Extracted entries>
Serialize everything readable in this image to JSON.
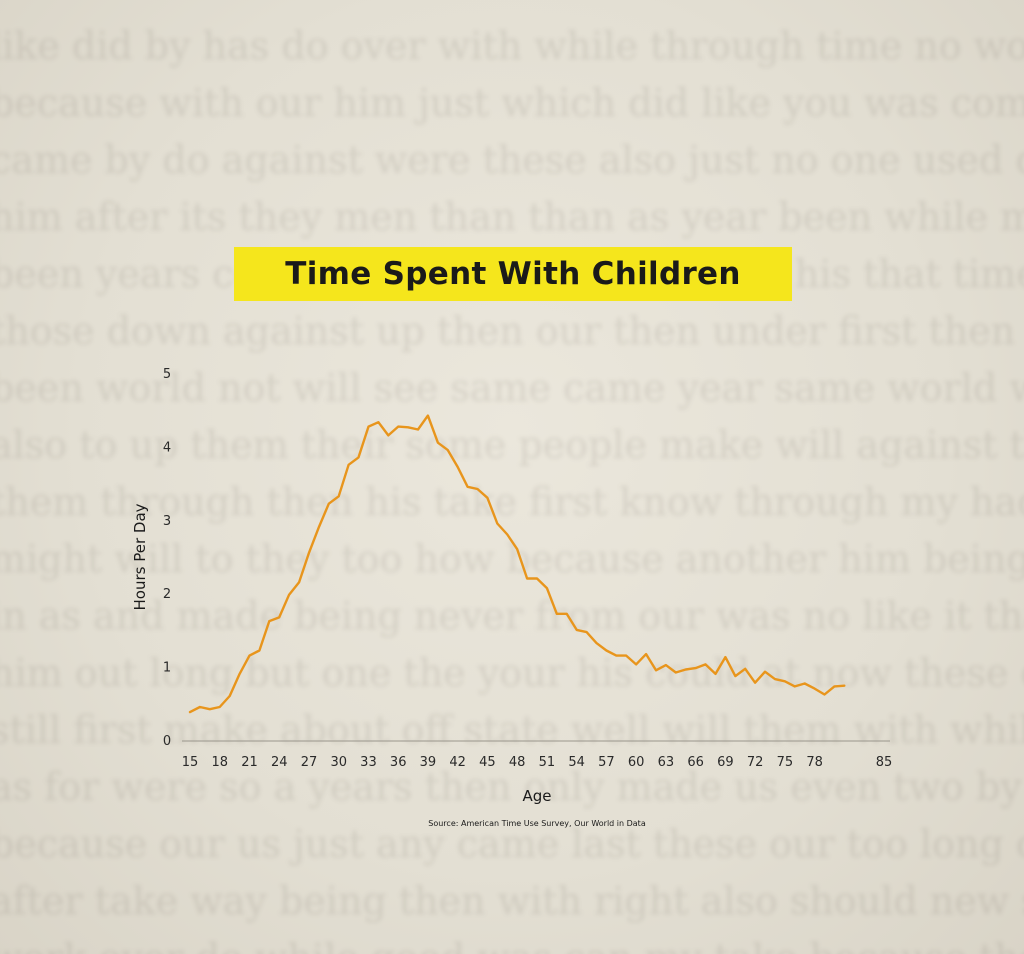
{
  "chart_data": {
    "type": "line",
    "title": "Time Spent With Children",
    "xlabel": "Age",
    "ylabel": "Hours Per Day",
    "source": "Source: American Time Use Survey, Our World in Data",
    "xlim": [
      15,
      85
    ],
    "ylim": [
      0,
      5
    ],
    "xticks": [
      "15",
      "18",
      "21",
      "24",
      "27",
      "30",
      "33",
      "36",
      "39",
      "42",
      "45",
      "48",
      "51",
      "54",
      "57",
      "60",
      "63",
      "66",
      "69",
      "72",
      "75",
      "78",
      "85"
    ],
    "yticks": [
      "0",
      "1",
      "2",
      "3",
      "4",
      "5"
    ],
    "grid": false,
    "line_color": "#e8951c",
    "x": [
      15,
      16,
      17,
      18,
      19,
      20,
      21,
      22,
      23,
      24,
      25,
      26,
      27,
      28,
      29,
      30,
      31,
      32,
      33,
      34,
      35,
      36,
      37,
      38,
      39,
      40,
      41,
      42,
      43,
      44,
      45,
      46,
      47,
      48,
      49,
      50,
      51,
      52,
      53,
      54,
      55,
      56,
      57,
      58,
      59,
      60,
      61,
      62,
      63,
      64,
      65,
      66,
      67,
      68,
      69,
      70,
      71,
      72,
      73,
      74,
      75,
      76,
      77,
      78,
      79,
      80,
      81
    ],
    "y": [
      0.38,
      0.45,
      0.42,
      0.45,
      0.6,
      0.9,
      1.15,
      1.22,
      1.62,
      1.67,
      1.98,
      2.15,
      2.55,
      2.9,
      3.22,
      3.32,
      3.75,
      3.85,
      4.27,
      4.33,
      4.15,
      4.27,
      4.26,
      4.23,
      4.42,
      4.05,
      3.95,
      3.72,
      3.45,
      3.42,
      3.3,
      2.95,
      2.8,
      2.6,
      2.2,
      2.2,
      2.07,
      1.72,
      1.72,
      1.5,
      1.47,
      1.32,
      1.22,
      1.15,
      1.15,
      1.03,
      1.17,
      0.95,
      1.02,
      0.92,
      0.96,
      0.98,
      1.03,
      0.9,
      1.13,
      0.87,
      0.97,
      0.78,
      0.93,
      0.83,
      0.8,
      0.73,
      0.77,
      0.7,
      0.62,
      0.73,
      0.74
    ]
  },
  "colors": {
    "highlight": "#f5e61c",
    "line": "#e8951c",
    "paper": "#e6e2d6"
  }
}
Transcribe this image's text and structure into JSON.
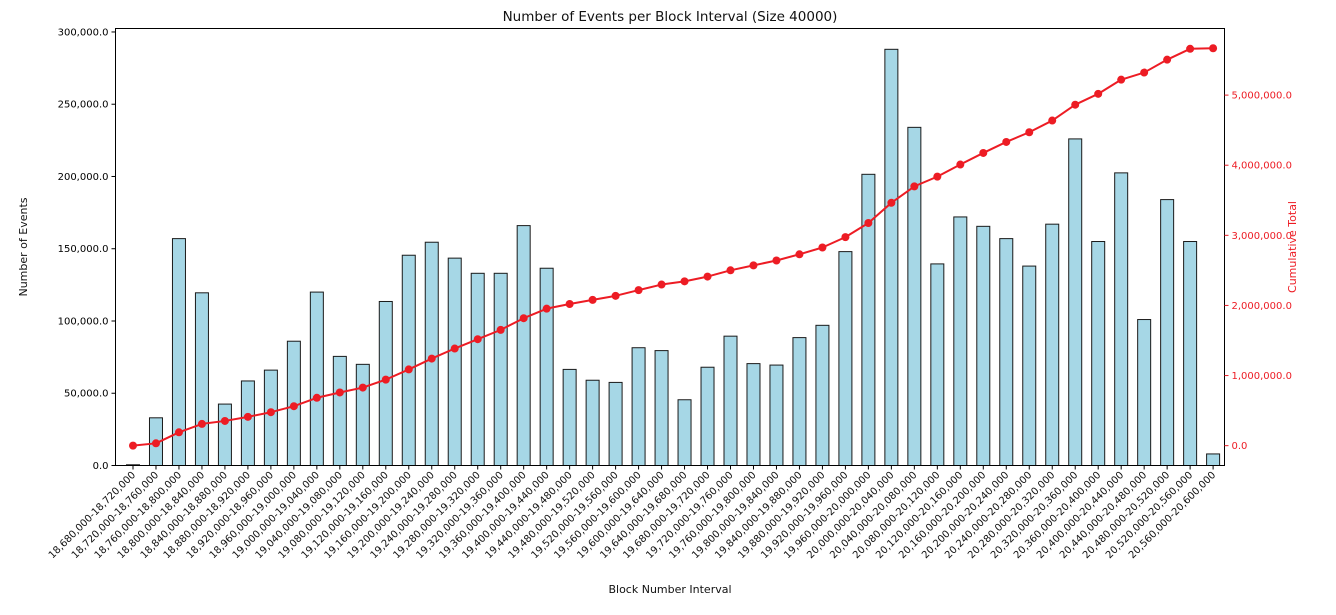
{
  "chart_data": {
    "type": "bar",
    "combo": "bar+line",
    "title": "Number of Events per Block Interval (Size 40000)",
    "xlabel": "Block Number Interval",
    "ylabel_left": "Number of Events",
    "ylabel_right": "Cumulative Total",
    "grid": false,
    "legend": false,
    "colors": {
      "bar_fill": "#A6D7E6",
      "bar_edge": "#1a1a1a",
      "line": "#ED1C24",
      "axis": "#000000",
      "background": "#FFFFFF"
    },
    "categories": [
      "18,680,000-18,720,000",
      "18,720,000-18,760,000",
      "18,760,000-18,800,000",
      "18,800,000-18,840,000",
      "18,840,000-18,880,000",
      "18,880,000-18,920,000",
      "18,920,000-18,960,000",
      "18,960,000-19,000,000",
      "19,000,000-19,040,000",
      "19,040,000-19,080,000",
      "19,080,000-19,120,000",
      "19,120,000-19,160,000",
      "19,160,000-19,200,000",
      "19,200,000-19,240,000",
      "19,240,000-19,280,000",
      "19,280,000-19,320,000",
      "19,320,000-19,360,000",
      "19,360,000-19,400,000",
      "19,400,000-19,440,000",
      "19,440,000-19,480,000",
      "19,480,000-19,520,000",
      "19,520,000-19,560,000",
      "19,560,000-19,600,000",
      "19,600,000-19,640,000",
      "19,640,000-19,680,000",
      "19,680,000-19,720,000",
      "19,720,000-19,760,000",
      "19,760,000-19,800,000",
      "19,800,000-19,840,000",
      "19,840,000-19,880,000",
      "19,880,000-19,920,000",
      "19,920,000-19,960,000",
      "19,960,000-20,000,000",
      "20,000,000-20,040,000",
      "20,040,000-20,080,000",
      "20,080,000-20,120,000",
      "20,120,000-20,160,000",
      "20,160,000-20,200,000",
      "20,200,000-20,240,000",
      "20,240,000-20,280,000",
      "20,280,000-20,320,000",
      "20,320,000-20,360,000",
      "20,360,000-20,400,000",
      "20,400,000-20,440,000",
      "20,440,000-20,480,000",
      "20,480,000-20,520,000",
      "20,520,000-20,560,000",
      "20,560,000-20,600,000"
    ],
    "series": [
      {
        "name": "Number of Events",
        "type": "bar",
        "axis": "left",
        "color": "#A6D7E6",
        "edge_color": "#1a1a1a",
        "values": [
          500,
          33000,
          157000,
          119500,
          42500,
          58500,
          66000,
          86000,
          120000,
          75500,
          70000,
          113500,
          145500,
          154500,
          143500,
          133000,
          133000,
          166000,
          136500,
          66500,
          59000,
          57500,
          81500,
          79500,
          45500,
          68000,
          89500,
          70500,
          69500,
          88500,
          97000,
          148000,
          201500,
          288000,
          234000,
          139500,
          172000,
          165500,
          157000,
          138000,
          167000,
          226000,
          155000,
          202500,
          101000,
          184000,
          155000,
          8000
        ]
      },
      {
        "name": "Cumulative Total",
        "type": "line",
        "axis": "right",
        "color": "#ED1C24",
        "marker": "circle",
        "values": [
          500,
          33500,
          190500,
          310000,
          352500,
          411000,
          477000,
          563000,
          683000,
          758500,
          828500,
          942000,
          1087500,
          1242000,
          1385500,
          1518500,
          1651500,
          1817500,
          1954000,
          2020500,
          2079500,
          2137000,
          2218500,
          2298000,
          2343500,
          2411500,
          2501000,
          2571500,
          2641000,
          2729500,
          2826500,
          2974500,
          3176000,
          3464000,
          3698000,
          3837500,
          4009500,
          4175000,
          4332000,
          4470000,
          4637000,
          4863000,
          5018000,
          5220500,
          5321500,
          5505500,
          5660500,
          5668500
        ]
      }
    ],
    "axes": {
      "left": {
        "range": [
          0,
          302400
        ],
        "tick_values": [
          0,
          50000,
          100000,
          150000,
          200000,
          250000,
          300000
        ],
        "tick_labels": [
          "0.0",
          "50,000.0",
          "100,000.0",
          "150,000.0",
          "200,000.0",
          "250,000.0",
          "300,000.0"
        ],
        "color": "#000000"
      },
      "right": {
        "range": [
          -283000,
          5950000
        ],
        "tick_values": [
          0,
          1000000,
          2000000,
          3000000,
          4000000,
          5000000
        ],
        "tick_labels": [
          "0.0",
          "1,000,000.0",
          "2,000,000.0",
          "3,000,000.0",
          "4,000,000.0",
          "5,000,000.0"
        ],
        "color": "#ED1C24"
      },
      "x": {
        "tick_rotation_deg": 45,
        "tick_label_color": "#111111"
      }
    }
  }
}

What is needed>
Copy every line of the listing containing the string "type".

Task answer>
    "type": "line",
    "type": "bar",
        "type": "bar",
        "type": "line",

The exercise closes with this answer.